__Extracted records__

--------------------

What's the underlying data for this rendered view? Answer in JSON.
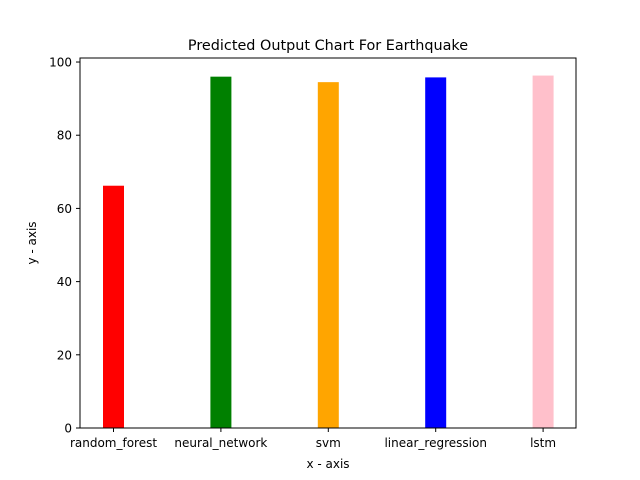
{
  "chart_data": {
    "type": "bar",
    "title": "Predicted Output Chart For Earthquake",
    "xlabel": "x - axis",
    "ylabel": "y - axis",
    "categories": [
      "random_forest",
      "neural_network",
      "svm",
      "linear_regression",
      "lstm"
    ],
    "values": [
      66.2,
      96.0,
      94.5,
      95.8,
      96.3
    ],
    "colors": [
      "#ff0000",
      "#008000",
      "#ffa500",
      "#0000ff",
      "#ffc0cb"
    ],
    "ylim": [
      0,
      101.1
    ],
    "yticks": [
      0,
      20,
      40,
      60,
      80,
      100
    ],
    "grid": false,
    "legend": "none"
  }
}
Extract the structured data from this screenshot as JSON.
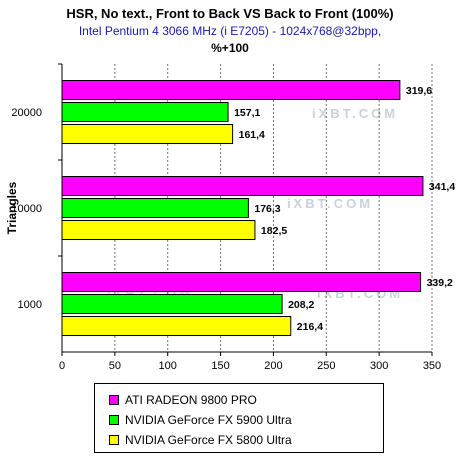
{
  "header": {
    "title": "HSR, No text., Front to Back VS Back to Front (100%)",
    "subtitle": "Intel Pentium 4 3066 MHz (i E7205) - 1024x768@32bpp,",
    "unit": "%+100"
  },
  "legend": {
    "items": [
      {
        "label": "ATI RADEON 9800 PRO",
        "color": "#ff00ff"
      },
      {
        "label": "NVIDIA GeForce FX 5900 Ultra",
        "color": "#00ff00"
      },
      {
        "label": "NVIDIA GeForce FX 5800 Ultra",
        "color": "#ffff00"
      }
    ]
  },
  "watermark": {
    "text": "iXBT.COM"
  },
  "chart_data": {
    "type": "bar",
    "orientation": "horizontal",
    "title": "HSR, No text., Front to Back VS Back to Front (100%)",
    "ylabel": "Triangles",
    "xlabel": "",
    "categories": [
      "20000",
      "10000",
      "1000"
    ],
    "xlim": [
      0,
      350
    ],
    "ticks": [
      "0",
      "50",
      "100",
      "150",
      "200",
      "250",
      "300",
      "350"
    ],
    "grid": true,
    "legend_position": "bottom",
    "series": [
      {
        "name": "ATI RADEON 9800 PRO",
        "color": "#ff00ff",
        "values": [
          319.6,
          341.4,
          339.2
        ],
        "labels": [
          "319,6",
          "341,4",
          "339,2"
        ]
      },
      {
        "name": "NVIDIA GeForce FX 5900 Ultra",
        "color": "#00ff00",
        "values": [
          157.1,
          176.3,
          208.2
        ],
        "labels": [
          "157,1",
          "176,3",
          "208,2"
        ]
      },
      {
        "name": "NVIDIA GeForce FX 5800 Ultra",
        "color": "#ffff00",
        "values": [
          161.4,
          182.5,
          216.4
        ],
        "labels": [
          "161,4",
          "182,5",
          "216,4"
        ]
      }
    ]
  }
}
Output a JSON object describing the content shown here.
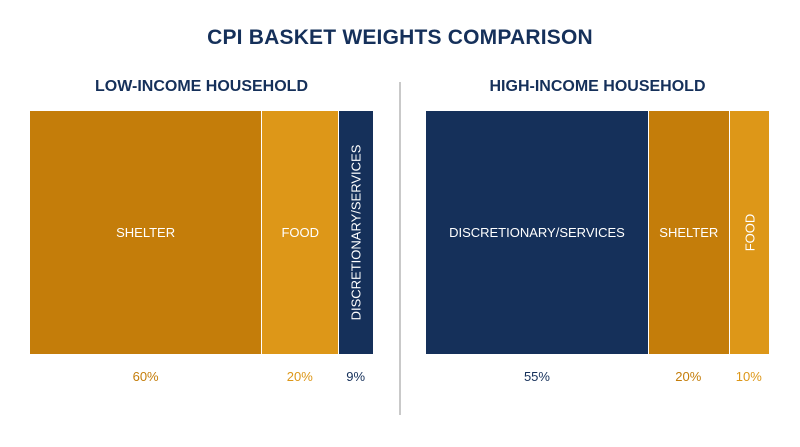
{
  "title": "CPI BASKET WEIGHTS COMPARISON",
  "colors": {
    "shelter": "#c47d0a",
    "food": "#dd9718",
    "discretionary": "#15305a",
    "title": "#15305a"
  },
  "chart_data": [
    {
      "type": "bar",
      "stacked": true,
      "orientation": "horizontal",
      "title": "LOW-INCOME HOUSEHOLD",
      "segments": [
        {
          "name": "SHELTER",
          "value": 60,
          "label": "60%",
          "color": "#c47d0a",
          "label_color": "#c47d0a"
        },
        {
          "name": "FOOD",
          "value": 20,
          "label": "20%",
          "color": "#dd9718",
          "label_color": "#dd9718"
        },
        {
          "name": "DISCRETIONARY/SERVICES",
          "value": 9,
          "label": "9%",
          "color": "#15305a",
          "label_color": "#15305a"
        }
      ]
    },
    {
      "type": "bar",
      "stacked": true,
      "orientation": "horizontal",
      "title": "HIGH-INCOME HOUSEHOLD",
      "segments": [
        {
          "name": "DISCRETIONARY/SERVICES",
          "value": 55,
          "label": "55%",
          "color": "#15305a",
          "label_color": "#15305a"
        },
        {
          "name": "SHELTER",
          "value": 20,
          "label": "20%",
          "color": "#c47d0a",
          "label_color": "#c47d0a"
        },
        {
          "name": "FOOD",
          "value": 10,
          "label": "10%",
          "color": "#dd9718",
          "label_color": "#dd9718"
        }
      ]
    }
  ]
}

--------------------

__Task instructions__
Copy every line of the data that holds the string "Output".

__Result of the task__
    "title": "Predicted Output Chart For Earthquake",
Output a JSON object describing the content shown here.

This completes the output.